[Recorded data]

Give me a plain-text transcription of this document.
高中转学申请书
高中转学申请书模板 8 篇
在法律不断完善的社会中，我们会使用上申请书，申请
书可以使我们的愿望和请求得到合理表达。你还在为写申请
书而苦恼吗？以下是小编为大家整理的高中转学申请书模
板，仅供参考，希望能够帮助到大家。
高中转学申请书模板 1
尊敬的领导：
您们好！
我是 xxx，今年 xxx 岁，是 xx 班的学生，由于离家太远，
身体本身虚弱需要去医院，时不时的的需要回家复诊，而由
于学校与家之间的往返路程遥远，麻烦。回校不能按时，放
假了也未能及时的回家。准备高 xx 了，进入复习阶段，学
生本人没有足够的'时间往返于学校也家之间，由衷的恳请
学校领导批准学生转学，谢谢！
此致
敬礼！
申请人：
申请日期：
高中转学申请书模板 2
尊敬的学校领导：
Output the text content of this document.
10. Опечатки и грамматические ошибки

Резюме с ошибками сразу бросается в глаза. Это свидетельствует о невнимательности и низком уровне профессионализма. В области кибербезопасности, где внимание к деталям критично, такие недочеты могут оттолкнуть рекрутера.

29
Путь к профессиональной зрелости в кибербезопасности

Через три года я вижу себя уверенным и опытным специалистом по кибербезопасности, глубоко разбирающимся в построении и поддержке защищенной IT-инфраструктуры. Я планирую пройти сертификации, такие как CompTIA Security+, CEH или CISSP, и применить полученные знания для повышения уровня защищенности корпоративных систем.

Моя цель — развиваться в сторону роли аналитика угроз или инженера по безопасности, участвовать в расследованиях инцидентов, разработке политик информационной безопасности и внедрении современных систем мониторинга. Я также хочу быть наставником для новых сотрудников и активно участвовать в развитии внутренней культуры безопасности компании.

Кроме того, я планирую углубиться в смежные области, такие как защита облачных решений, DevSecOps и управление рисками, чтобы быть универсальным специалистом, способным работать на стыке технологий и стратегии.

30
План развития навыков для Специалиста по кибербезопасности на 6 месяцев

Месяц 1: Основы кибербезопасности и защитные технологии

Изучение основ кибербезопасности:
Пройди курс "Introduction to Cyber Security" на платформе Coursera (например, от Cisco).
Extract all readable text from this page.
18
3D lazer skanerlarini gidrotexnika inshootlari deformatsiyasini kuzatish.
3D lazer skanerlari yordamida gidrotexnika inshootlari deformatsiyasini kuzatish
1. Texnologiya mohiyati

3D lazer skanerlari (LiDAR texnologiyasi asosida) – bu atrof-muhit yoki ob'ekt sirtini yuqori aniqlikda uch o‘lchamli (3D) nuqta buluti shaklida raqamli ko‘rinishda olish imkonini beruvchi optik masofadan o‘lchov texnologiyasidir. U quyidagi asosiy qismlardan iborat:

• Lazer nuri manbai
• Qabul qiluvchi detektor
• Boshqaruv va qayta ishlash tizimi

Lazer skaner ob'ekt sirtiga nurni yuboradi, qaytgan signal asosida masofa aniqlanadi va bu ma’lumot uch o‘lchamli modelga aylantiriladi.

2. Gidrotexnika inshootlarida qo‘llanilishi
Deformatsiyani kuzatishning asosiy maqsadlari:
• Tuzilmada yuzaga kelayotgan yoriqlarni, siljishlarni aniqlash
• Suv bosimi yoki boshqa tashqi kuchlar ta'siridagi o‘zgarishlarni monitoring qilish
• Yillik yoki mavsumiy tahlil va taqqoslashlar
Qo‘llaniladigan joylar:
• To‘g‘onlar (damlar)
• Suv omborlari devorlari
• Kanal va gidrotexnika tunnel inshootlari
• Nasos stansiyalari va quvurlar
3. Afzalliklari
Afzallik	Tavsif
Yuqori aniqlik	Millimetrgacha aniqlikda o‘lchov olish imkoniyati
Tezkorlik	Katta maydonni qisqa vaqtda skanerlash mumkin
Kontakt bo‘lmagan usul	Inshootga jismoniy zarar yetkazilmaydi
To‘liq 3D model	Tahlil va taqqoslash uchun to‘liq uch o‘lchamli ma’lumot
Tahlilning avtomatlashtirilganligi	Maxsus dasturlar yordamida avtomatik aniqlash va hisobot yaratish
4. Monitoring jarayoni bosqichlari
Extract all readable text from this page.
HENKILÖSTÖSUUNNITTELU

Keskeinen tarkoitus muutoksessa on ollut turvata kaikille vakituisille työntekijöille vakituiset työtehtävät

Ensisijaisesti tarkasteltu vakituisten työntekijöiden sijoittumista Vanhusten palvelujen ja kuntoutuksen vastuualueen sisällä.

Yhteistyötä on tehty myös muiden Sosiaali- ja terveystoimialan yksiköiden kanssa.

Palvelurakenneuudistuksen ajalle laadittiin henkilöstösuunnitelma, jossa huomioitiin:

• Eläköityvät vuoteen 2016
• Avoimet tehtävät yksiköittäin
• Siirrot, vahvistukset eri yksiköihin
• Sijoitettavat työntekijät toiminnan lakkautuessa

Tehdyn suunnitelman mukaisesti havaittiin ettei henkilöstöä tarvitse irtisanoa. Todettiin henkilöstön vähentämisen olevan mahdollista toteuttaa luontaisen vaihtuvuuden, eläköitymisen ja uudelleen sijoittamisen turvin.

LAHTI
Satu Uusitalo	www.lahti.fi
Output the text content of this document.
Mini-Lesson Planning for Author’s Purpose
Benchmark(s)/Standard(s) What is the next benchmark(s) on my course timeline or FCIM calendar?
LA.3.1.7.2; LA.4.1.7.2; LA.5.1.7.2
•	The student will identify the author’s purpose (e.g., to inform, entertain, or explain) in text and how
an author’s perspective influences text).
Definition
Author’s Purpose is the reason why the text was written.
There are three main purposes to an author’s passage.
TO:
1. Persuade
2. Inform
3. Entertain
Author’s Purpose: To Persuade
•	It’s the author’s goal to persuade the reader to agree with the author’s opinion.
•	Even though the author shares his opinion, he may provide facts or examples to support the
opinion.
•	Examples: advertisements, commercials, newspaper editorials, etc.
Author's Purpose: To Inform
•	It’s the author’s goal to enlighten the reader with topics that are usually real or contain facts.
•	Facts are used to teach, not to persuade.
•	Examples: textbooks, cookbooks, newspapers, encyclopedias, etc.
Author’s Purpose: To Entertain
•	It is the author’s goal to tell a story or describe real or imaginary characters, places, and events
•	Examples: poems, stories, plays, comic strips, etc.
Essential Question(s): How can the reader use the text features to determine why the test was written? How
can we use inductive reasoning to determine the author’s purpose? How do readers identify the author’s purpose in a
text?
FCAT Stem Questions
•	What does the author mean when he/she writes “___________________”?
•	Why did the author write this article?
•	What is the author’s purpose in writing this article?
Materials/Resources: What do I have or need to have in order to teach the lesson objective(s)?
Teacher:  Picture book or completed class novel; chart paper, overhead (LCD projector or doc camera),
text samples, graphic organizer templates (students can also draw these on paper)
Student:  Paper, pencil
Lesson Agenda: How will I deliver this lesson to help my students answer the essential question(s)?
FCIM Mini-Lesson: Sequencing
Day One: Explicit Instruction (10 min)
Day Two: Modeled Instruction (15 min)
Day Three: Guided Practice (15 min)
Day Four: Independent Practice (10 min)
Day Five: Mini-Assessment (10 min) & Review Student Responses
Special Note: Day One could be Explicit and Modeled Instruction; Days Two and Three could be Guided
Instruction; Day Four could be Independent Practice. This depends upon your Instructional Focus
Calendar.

** Given request **
Pick out lines containing the word "高中转学申请书模板", each one as written.

** Exercise solution **
高中转学申请书模板 8 篇
高中转学申请书模板 1
高中转学申请书模板 2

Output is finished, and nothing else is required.